== Records provided ==
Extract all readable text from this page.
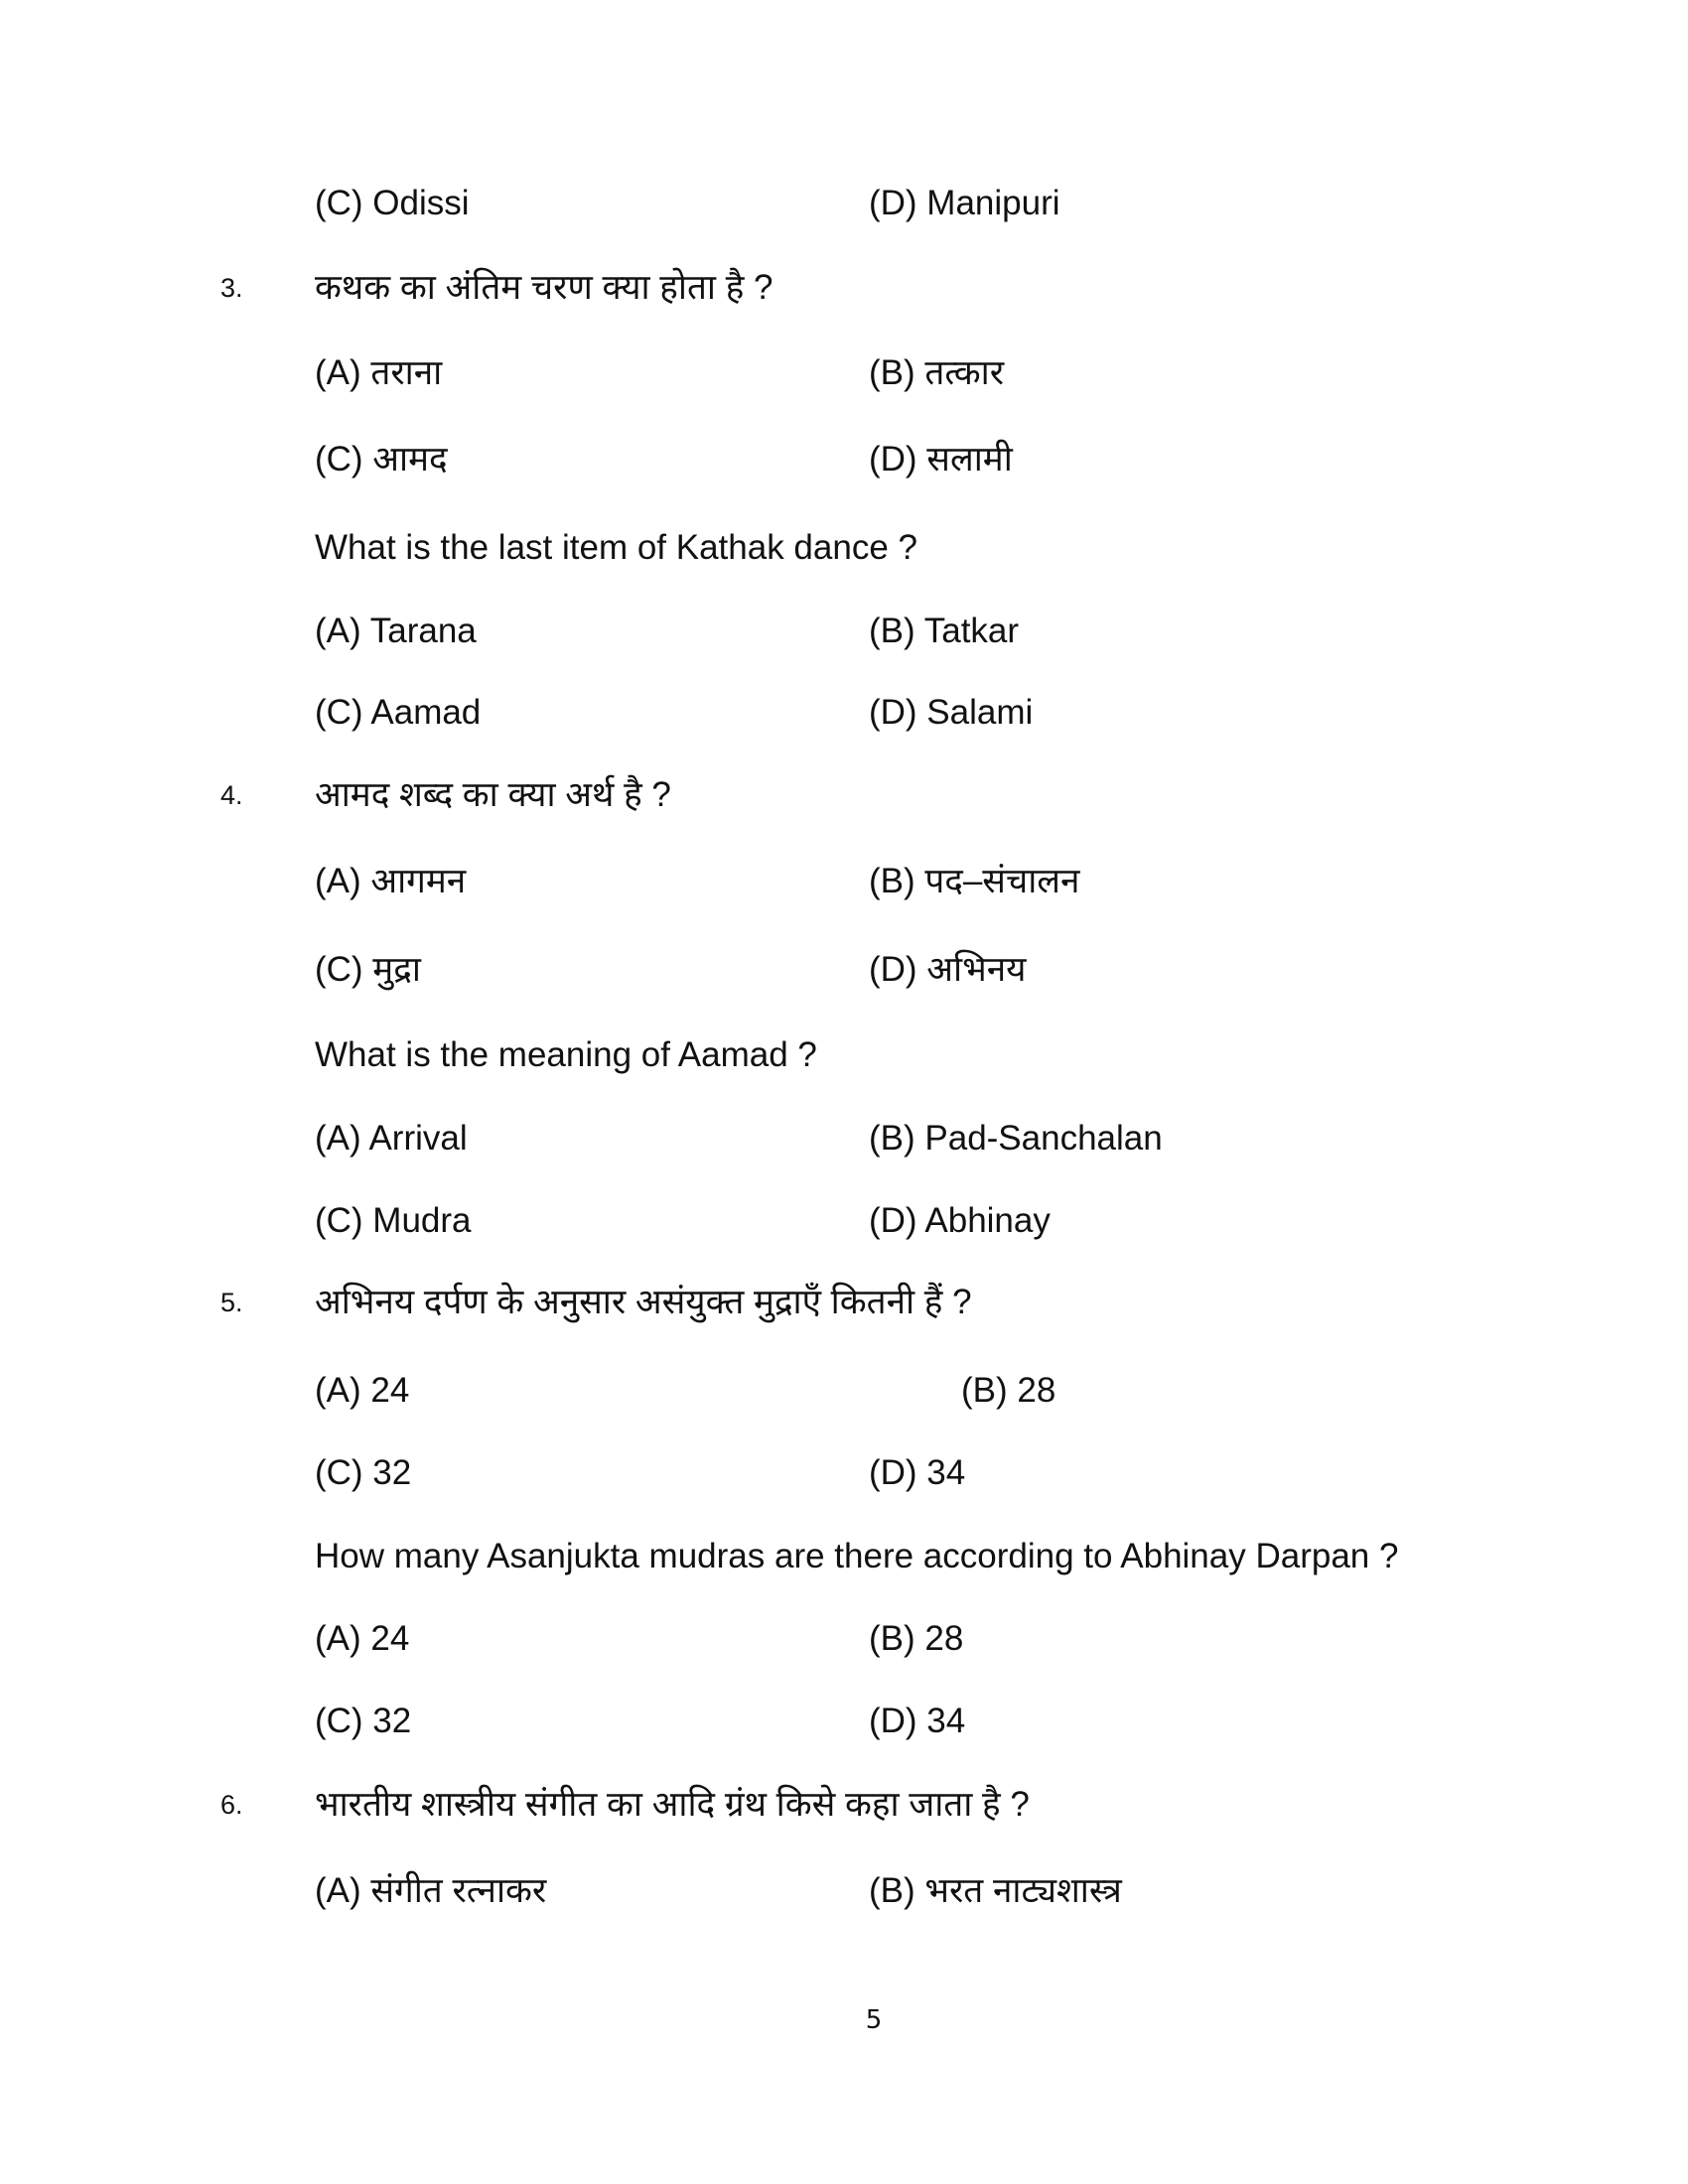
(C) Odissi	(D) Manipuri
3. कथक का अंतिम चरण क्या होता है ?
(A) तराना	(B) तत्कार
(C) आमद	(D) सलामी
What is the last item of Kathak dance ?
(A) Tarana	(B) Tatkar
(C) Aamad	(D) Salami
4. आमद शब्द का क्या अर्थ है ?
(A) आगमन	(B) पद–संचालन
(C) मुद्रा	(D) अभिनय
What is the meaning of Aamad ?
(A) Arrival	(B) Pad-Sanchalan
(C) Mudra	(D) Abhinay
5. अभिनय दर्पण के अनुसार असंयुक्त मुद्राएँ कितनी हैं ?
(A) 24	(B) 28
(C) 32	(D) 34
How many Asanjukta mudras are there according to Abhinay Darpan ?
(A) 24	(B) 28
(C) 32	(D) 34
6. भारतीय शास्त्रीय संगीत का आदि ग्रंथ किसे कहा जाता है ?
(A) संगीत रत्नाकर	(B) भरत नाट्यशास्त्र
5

== Exercise aim ==
Pull out and copy each line containing the string "Aamad".

== Solved exercise ==
(C) Aamad	(D) Salami
What is the meaning of Aamad ?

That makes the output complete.